SOURCE MATERIAL start

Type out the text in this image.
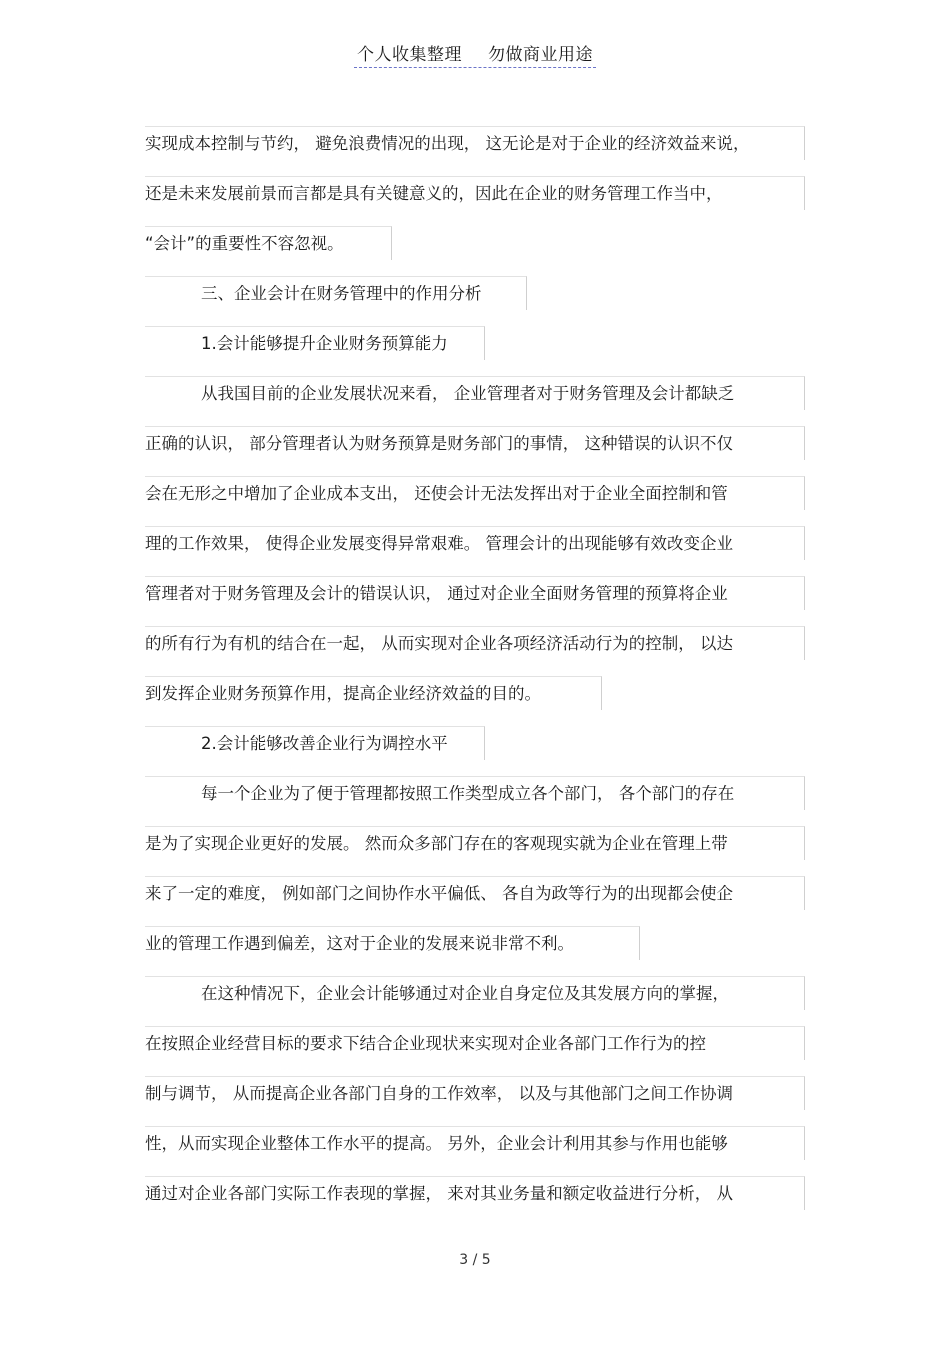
个人收集整理 勿做商业用途
实现成本控制与节约， 避免浪费情况的出现， 这无论是对于企业的经济效益来说，
还是未来发展前景而言都是具有关键意义的，因此在企业的财务管理工作当中，
“会计”的重要性不容忽视。
三、企业会计在财务管理中的作用分析
1.会计能够提升企业财务预算能力
从我国目前的企业发展状况来看， 企业管理者对于财务管理及会计都缺乏
正确的认识， 部分管理者认为财务预算是财务部门的事情， 这种错误的认识不仅
会在无形之中增加了企业成本支出， 还使会计无法发挥出对于企业全面控制和管
理的工作效果， 使得企业发展变得异常艰难。 管理会计的出现能够有效改变企业
管理者对于财务管理及会计的错误认识， 通过对企业全面财务管理的预算将企业
的所有行为有机的结合在一起， 从而实现对企业各项经济活动行为的控制， 以达
到发挥企业财务预算作用，提高企业经济效益的目的。
2.会计能够改善企业行为调控水平
每一个企业为了便于管理都按照工作类型成立各个部门， 各个部门的存在
是为了实现企业更好的发展。 然而众多部门存在的客观现实就为企业在管理上带
来了一定的难度， 例如部门之间协作水平偏低、 各自为政等行为的出现都会使企
业的管理工作遇到偏差，这对于企业的发展来说非常不利。
在这种情况下，企业会计能够通过对企业自身定位及其发展方向的掌握，
在按照企业经营目标的要求下结合企业现状来实现对企业各部门工作行为的控
制与调节， 从而提高企业各部门自身的工作效率， 以及与其他部门之间工作协调
性，从而实现企业整体工作水平的提高。 另外，企业会计利用其参与作用也能够
通过对企业各部门实际工作表现的掌握， 来对其业务量和额定收益进行分析， 从
3 / 5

SOURCE MATERIAL end

**WORK INSTRUCTIONS:**
Copy the entries above faithfully and omit every image.

**EXPECTED OUTPUT:**
Type out the text in this image.
个人收集整理 勿做商业用途
实现成本控制与节约， 避免浪费情况的出现， 这无论是对于企业的经济效益来说，
还是未来发展前景而言都是具有关键意义的，因此在企业的财务管理工作当中，
“会计”的重要性不容忽视。
三、企业会计在财务管理中的作用分析
1.会计能够提升企业财务预算能力
从我国目前的企业发展状况来看， 企业管理者对于财务管理及会计都缺乏
正确的认识， 部分管理者认为财务预算是财务部门的事情， 这种错误的认识不仅
会在无形之中增加了企业成本支出， 还使会计无法发挥出对于企业全面控制和管
理的工作效果， 使得企业发展变得异常艰难。 管理会计的出现能够有效改变企业
管理者对于财务管理及会计的错误认识， 通过对企业全面财务管理的预算将企业
的所有行为有机的结合在一起， 从而实现对企业各项经济活动行为的控制， 以达
到发挥企业财务预算作用，提高企业经济效益的目的。
2.会计能够改善企业行为调控水平
每一个企业为了便于管理都按照工作类型成立各个部门， 各个部门的存在
是为了实现企业更好的发展。 然而众多部门存在的客观现实就为企业在管理上带
来了一定的难度， 例如部门之间协作水平偏低、 各自为政等行为的出现都会使企
业的管理工作遇到偏差，这对于企业的发展来说非常不利。
在这种情况下，企业会计能够通过对企业自身定位及其发展方向的掌握，
在按照企业经营目标的要求下结合企业现状来实现对企业各部门工作行为的控
制与调节， 从而提高企业各部门自身的工作效率， 以及与其他部门之间工作协调
性，从而实现企业整体工作水平的提高。 另外，企业会计利用其参与作用也能够
通过对企业各部门实际工作表现的掌握， 来对其业务量和额定收益进行分析， 从
3 / 5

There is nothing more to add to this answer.